_EXERCISE DESCRIPTION_
Every line of the material must be set down again without alteration.

_THE RECORDS_
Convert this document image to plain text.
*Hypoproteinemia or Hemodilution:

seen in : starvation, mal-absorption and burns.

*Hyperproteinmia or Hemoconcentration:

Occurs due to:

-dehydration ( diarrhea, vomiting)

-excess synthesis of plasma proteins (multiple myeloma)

_TASK OUTPUT_
Convert this document image to plain text.
*Hypoproteinemia or Hemodilution:

seen in : starvation, mal-absorption and burns.

*Hyperproteinmia or Hemoconcentration:

Occurs due to:

-dehydration ( diarrhea, vomiting)

-excess synthesis of plasma proteins (multiple myeloma)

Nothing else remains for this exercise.